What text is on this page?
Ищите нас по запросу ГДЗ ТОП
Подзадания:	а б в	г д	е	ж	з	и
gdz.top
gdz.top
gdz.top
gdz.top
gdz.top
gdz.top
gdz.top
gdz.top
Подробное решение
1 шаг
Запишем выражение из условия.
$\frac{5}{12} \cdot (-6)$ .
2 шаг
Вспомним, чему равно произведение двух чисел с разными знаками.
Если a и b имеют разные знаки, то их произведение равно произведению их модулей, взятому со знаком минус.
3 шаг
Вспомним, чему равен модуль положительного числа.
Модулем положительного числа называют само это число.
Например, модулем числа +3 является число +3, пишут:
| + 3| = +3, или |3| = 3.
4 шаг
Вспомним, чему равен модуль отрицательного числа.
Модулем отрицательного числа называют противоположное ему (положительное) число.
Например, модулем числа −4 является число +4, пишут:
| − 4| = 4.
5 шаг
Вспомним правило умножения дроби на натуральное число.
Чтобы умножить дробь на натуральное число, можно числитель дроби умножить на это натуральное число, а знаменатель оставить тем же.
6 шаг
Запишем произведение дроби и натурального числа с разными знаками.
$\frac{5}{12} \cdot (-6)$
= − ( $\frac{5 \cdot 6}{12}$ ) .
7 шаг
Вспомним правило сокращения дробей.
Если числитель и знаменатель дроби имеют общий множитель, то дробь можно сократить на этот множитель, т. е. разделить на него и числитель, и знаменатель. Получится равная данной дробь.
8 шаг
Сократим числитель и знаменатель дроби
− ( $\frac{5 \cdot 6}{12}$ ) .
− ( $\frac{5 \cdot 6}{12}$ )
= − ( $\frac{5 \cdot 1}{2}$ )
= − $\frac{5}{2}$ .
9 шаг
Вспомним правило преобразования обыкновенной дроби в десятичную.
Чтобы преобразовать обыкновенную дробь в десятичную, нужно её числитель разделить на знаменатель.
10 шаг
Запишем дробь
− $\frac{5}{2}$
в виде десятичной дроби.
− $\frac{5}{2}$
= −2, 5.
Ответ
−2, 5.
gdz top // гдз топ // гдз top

[What you have to do] Transcribe the material above word for word.

[Completed task]
What text is on this page?
Ищите нас по запросу ГДЗ ТОП
Подзадания:	а б в	г д	е	ж	з	и
gdz.top
gdz.top
gdz.top
gdz.top
gdz.top
gdz.top
gdz.top
gdz.top
Подробное решение
1 шаг
Запишем выражение из условия.
$\frac{5}{12} \cdot (-6)$ .
2 шаг
Вспомним, чему равно произведение двух чисел с разными знаками.
Если a и b имеют разные знаки, то их произведение равно произведению их модулей, взятому со знаком минус.
3 шаг
Вспомним, чему равен модуль положительного числа.
Модулем положительного числа называют само это число.
Например, модулем числа +3 является число +3, пишут:
| + 3| = +3, или |3| = 3.
4 шаг
Вспомним, чему равен модуль отрицательного числа.
Модулем отрицательного числа называют противоположное ему (положительное) число.
Например, модулем числа −4 является число +4, пишут:
| − 4| = 4.
5 шаг
Вспомним правило умножения дроби на натуральное число.
Чтобы умножить дробь на натуральное число, можно числитель дроби умножить на это натуральное число, а знаменатель оставить тем же.
6 шаг
Запишем произведение дроби и натурального числа с разными знаками.
$\frac{5}{12} \cdot (-6)$
= − ( $\frac{5 \cdot 6}{12}$ ) .
7 шаг
Вспомним правило сокращения дробей.
Если числитель и знаменатель дроби имеют общий множитель, то дробь можно сократить на этот множитель, т. е. разделить на него и числитель, и знаменатель. Получится равная данной дробь.
8 шаг
Сократим числитель и знаменатель дроби
− ( $\frac{5 \cdot 6}{12}$ ) .
− ( $\frac{5 \cdot 6}{12}$ )
= − ( $\frac{5 \cdot 1}{2}$ )
= − $\frac{5}{2}$ .
9 шаг
Вспомним правило преобразования обыкновенной дроби в десятичную.
Чтобы преобразовать обыкновенную дробь в десятичную, нужно её числитель разделить на знаменатель.
10 шаг
Запишем дробь
− $\frac{5}{2}$
в виде десятичной дроби.
− $\frac{5}{2}$
= −2, 5.
Ответ
−2, 5.
gdz top // гдз топ // гдз top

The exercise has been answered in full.